■ Written problem:
Pick out each line below containing "this".

■ Entries provided:
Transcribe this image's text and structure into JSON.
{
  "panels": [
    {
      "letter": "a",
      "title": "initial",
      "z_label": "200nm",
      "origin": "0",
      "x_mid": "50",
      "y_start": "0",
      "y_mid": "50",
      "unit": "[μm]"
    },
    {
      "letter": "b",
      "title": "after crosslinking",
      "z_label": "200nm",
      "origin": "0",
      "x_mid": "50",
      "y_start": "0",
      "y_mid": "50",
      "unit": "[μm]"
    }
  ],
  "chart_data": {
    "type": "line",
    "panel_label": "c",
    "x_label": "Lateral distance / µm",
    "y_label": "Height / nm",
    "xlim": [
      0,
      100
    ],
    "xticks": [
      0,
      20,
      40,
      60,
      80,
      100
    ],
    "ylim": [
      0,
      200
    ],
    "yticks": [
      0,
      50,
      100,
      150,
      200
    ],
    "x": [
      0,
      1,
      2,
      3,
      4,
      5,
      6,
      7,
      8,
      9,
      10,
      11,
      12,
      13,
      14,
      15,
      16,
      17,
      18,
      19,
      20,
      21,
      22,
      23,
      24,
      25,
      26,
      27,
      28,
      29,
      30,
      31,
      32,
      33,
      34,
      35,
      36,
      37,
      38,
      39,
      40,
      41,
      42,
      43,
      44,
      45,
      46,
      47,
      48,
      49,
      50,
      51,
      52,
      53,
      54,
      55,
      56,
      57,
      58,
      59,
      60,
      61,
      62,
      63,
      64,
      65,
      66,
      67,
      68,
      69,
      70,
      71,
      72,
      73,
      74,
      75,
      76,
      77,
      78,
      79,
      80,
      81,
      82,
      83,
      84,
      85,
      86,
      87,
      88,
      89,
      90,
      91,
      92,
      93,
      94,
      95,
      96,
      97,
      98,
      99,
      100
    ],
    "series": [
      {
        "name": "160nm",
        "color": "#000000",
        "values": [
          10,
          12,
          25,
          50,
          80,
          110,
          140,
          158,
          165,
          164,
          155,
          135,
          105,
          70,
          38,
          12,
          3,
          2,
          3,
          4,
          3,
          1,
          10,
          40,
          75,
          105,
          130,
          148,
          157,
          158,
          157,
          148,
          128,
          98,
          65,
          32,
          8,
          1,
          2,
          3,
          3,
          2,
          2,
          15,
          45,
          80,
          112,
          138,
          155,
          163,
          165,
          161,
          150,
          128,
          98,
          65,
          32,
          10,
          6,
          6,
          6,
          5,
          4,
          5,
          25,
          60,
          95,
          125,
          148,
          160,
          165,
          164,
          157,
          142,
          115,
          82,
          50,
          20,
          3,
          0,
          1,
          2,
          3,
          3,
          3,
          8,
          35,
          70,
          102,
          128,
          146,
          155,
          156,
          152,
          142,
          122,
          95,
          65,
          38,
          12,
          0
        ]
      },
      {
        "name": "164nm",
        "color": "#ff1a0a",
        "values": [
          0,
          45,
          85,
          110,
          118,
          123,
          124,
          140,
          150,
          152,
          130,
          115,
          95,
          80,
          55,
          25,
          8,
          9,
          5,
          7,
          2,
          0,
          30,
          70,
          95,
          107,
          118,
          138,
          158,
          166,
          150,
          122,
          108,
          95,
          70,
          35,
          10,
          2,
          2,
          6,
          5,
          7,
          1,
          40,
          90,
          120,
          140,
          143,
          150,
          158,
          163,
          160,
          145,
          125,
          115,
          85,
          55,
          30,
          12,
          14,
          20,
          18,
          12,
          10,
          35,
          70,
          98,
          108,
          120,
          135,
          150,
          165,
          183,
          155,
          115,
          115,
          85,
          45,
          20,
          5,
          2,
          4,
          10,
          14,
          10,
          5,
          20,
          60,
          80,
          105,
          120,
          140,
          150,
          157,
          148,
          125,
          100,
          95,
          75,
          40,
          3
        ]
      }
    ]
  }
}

...

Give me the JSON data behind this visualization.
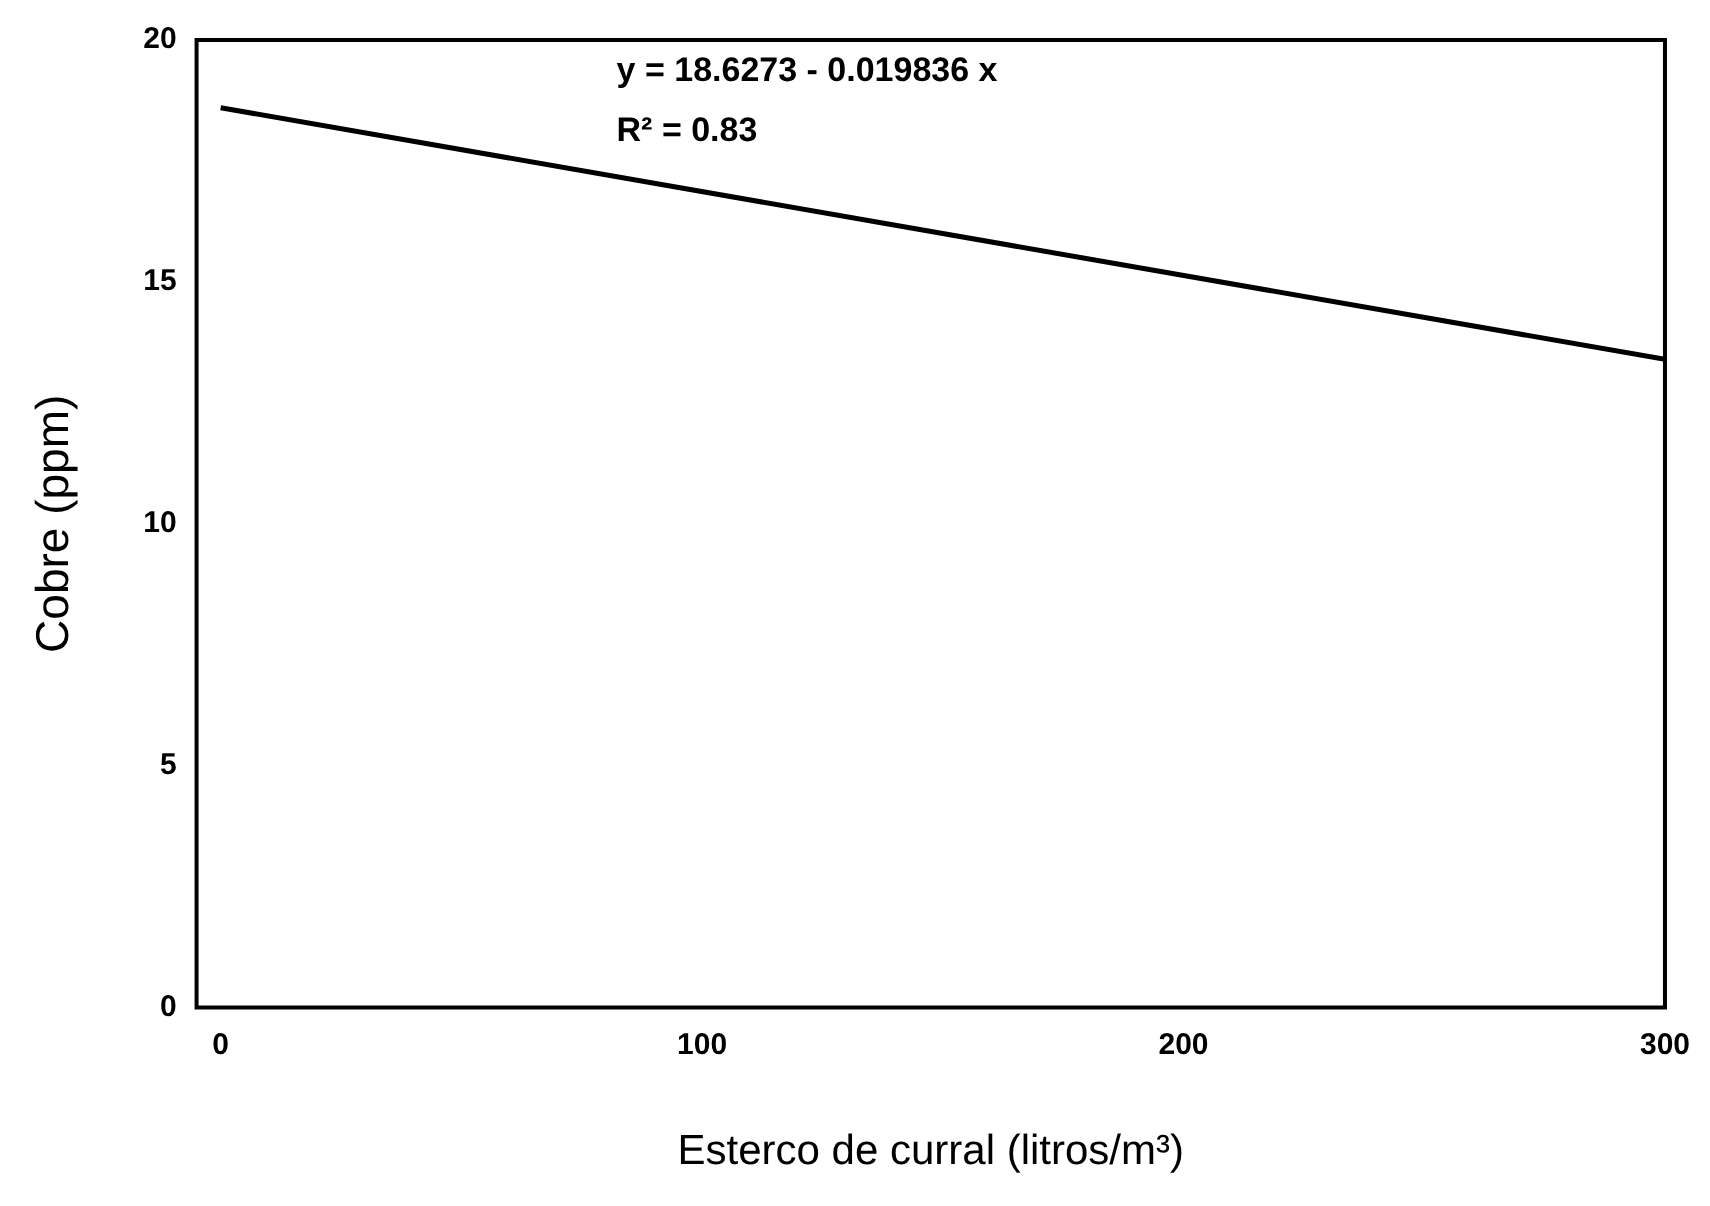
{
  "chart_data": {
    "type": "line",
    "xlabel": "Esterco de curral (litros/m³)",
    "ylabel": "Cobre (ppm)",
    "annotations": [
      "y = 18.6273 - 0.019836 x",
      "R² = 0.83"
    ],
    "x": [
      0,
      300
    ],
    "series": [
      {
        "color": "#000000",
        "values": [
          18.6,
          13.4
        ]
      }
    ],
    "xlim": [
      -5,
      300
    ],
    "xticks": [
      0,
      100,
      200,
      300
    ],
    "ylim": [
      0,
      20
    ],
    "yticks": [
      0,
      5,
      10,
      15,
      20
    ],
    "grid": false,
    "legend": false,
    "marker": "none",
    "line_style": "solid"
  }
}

■ Worked answer:
Transcribe this image's text and structure into JSON.
Give me the JSON data behind this visualization.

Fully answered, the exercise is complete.